▶ _DATA TO USE_:

● ● ● ●

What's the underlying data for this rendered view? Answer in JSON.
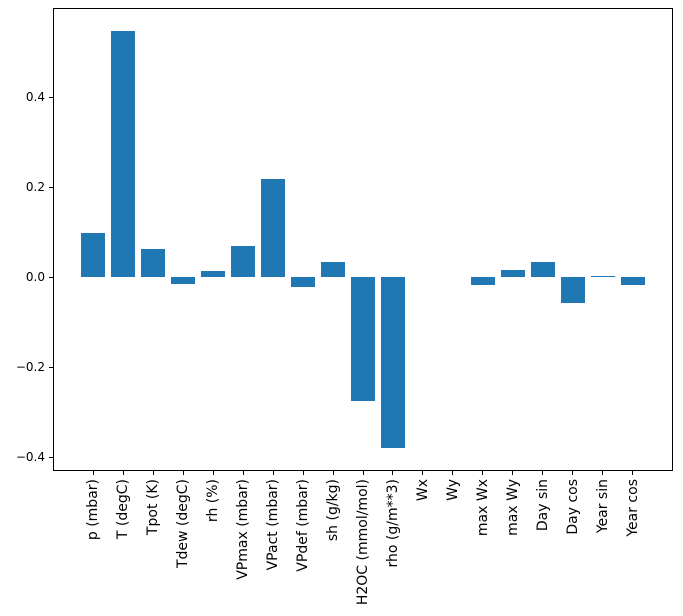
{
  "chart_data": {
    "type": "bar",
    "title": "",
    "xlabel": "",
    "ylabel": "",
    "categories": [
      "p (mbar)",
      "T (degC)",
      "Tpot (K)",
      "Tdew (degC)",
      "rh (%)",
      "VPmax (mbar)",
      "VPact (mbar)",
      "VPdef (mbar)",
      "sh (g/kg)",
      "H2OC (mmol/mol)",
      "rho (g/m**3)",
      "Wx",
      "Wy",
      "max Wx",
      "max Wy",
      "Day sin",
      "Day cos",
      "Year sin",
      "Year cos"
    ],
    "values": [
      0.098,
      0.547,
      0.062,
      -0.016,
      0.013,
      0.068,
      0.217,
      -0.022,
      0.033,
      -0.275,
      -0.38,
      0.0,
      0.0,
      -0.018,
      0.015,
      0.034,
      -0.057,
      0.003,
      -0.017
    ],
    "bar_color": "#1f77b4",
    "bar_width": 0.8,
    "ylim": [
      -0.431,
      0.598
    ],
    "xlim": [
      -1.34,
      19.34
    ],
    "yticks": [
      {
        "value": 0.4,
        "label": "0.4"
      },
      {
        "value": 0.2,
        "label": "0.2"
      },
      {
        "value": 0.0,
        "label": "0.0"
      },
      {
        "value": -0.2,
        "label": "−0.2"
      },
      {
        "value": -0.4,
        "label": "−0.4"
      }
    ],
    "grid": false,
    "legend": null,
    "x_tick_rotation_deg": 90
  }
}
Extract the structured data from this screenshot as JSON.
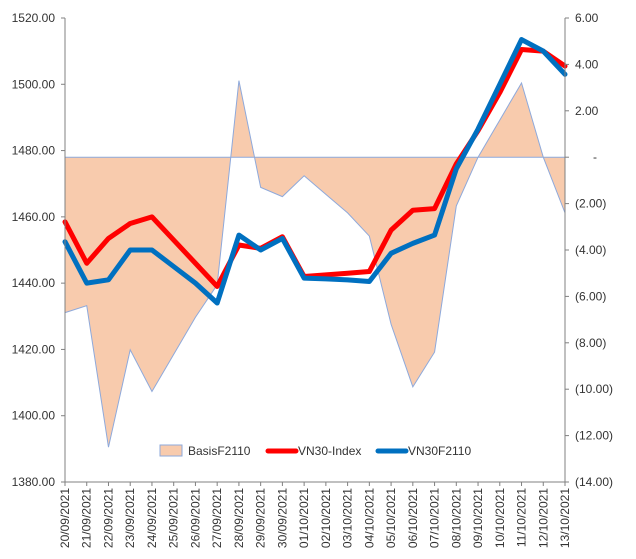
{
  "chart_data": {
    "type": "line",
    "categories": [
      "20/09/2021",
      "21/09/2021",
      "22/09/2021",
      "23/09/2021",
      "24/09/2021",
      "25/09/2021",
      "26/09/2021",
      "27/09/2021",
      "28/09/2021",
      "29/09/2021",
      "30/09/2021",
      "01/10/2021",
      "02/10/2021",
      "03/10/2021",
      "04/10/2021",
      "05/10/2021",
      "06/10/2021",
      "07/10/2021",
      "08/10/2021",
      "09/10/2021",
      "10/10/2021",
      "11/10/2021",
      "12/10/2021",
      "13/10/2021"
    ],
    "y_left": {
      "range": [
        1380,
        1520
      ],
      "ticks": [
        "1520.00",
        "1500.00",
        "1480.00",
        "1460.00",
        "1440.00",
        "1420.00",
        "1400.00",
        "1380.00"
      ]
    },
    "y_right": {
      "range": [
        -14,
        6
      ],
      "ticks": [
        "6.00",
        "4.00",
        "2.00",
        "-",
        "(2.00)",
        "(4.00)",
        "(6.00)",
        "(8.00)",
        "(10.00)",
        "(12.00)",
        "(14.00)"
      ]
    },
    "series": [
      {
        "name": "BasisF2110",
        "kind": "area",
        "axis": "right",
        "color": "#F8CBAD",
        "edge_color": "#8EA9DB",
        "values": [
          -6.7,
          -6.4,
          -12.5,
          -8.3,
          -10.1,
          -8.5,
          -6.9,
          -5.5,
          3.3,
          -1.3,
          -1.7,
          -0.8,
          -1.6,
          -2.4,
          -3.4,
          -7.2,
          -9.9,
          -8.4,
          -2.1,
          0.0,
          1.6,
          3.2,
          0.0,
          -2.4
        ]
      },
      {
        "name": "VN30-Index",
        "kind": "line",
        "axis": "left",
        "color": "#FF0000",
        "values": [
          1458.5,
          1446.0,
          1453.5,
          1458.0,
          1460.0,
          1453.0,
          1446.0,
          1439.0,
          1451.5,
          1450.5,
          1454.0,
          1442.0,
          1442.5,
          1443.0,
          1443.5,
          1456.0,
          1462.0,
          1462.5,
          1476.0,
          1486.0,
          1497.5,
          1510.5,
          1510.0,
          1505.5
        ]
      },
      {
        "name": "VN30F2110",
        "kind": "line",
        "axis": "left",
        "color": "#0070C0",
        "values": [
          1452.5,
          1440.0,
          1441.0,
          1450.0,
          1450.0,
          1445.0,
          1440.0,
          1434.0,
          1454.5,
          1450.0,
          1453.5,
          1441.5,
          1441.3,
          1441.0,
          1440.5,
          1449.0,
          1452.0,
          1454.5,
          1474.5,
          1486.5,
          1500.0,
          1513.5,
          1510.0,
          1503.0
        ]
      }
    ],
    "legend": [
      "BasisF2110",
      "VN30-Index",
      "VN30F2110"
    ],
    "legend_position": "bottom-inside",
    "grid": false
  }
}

● ● ● ●

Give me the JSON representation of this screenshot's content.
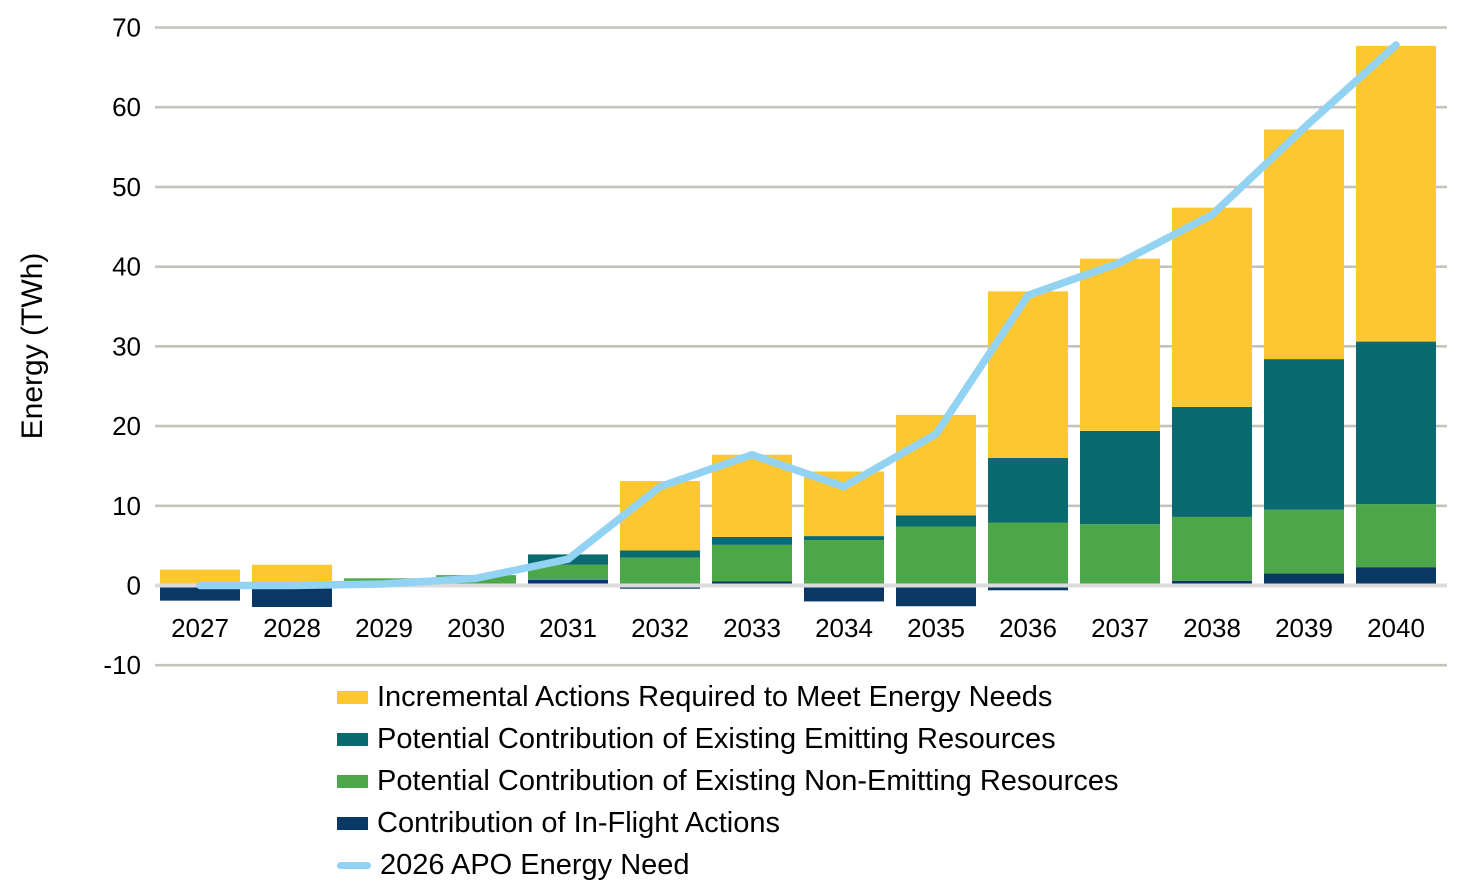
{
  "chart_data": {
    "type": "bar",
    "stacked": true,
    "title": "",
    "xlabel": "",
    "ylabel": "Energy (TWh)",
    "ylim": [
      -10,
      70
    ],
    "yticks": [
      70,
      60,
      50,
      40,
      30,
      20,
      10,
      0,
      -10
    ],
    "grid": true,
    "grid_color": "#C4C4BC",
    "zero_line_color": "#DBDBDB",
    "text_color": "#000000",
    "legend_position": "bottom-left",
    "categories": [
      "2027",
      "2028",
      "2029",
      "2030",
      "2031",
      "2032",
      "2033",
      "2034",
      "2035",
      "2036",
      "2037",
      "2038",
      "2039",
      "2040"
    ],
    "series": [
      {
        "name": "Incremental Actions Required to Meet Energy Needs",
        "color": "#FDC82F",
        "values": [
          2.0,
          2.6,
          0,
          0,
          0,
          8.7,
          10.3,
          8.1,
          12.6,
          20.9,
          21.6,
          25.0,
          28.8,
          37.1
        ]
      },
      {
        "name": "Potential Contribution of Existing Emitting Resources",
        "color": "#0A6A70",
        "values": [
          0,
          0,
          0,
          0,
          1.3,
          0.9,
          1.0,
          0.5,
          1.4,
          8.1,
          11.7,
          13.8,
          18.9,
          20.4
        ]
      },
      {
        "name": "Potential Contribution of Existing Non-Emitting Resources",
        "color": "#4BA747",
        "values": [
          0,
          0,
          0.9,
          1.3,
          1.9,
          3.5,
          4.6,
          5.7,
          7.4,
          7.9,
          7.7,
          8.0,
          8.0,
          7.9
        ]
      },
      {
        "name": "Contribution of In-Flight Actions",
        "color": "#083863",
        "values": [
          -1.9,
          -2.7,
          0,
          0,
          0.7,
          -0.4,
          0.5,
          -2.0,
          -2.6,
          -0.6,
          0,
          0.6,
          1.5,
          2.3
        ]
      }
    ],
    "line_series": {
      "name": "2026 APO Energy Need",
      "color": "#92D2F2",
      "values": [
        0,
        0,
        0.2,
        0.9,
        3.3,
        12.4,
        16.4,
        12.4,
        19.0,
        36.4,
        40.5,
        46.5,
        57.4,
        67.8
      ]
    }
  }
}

● ● ● ●

▶ _GIVEN REQUEST_: From the data above, show each line that contains "Emitting".

▶ _TASK OUTPUT_:
        "name": "Potential Contribution of Existing Emitting Resources",
        "name": "Potential Contribution of Existing Non-Emitting Resources",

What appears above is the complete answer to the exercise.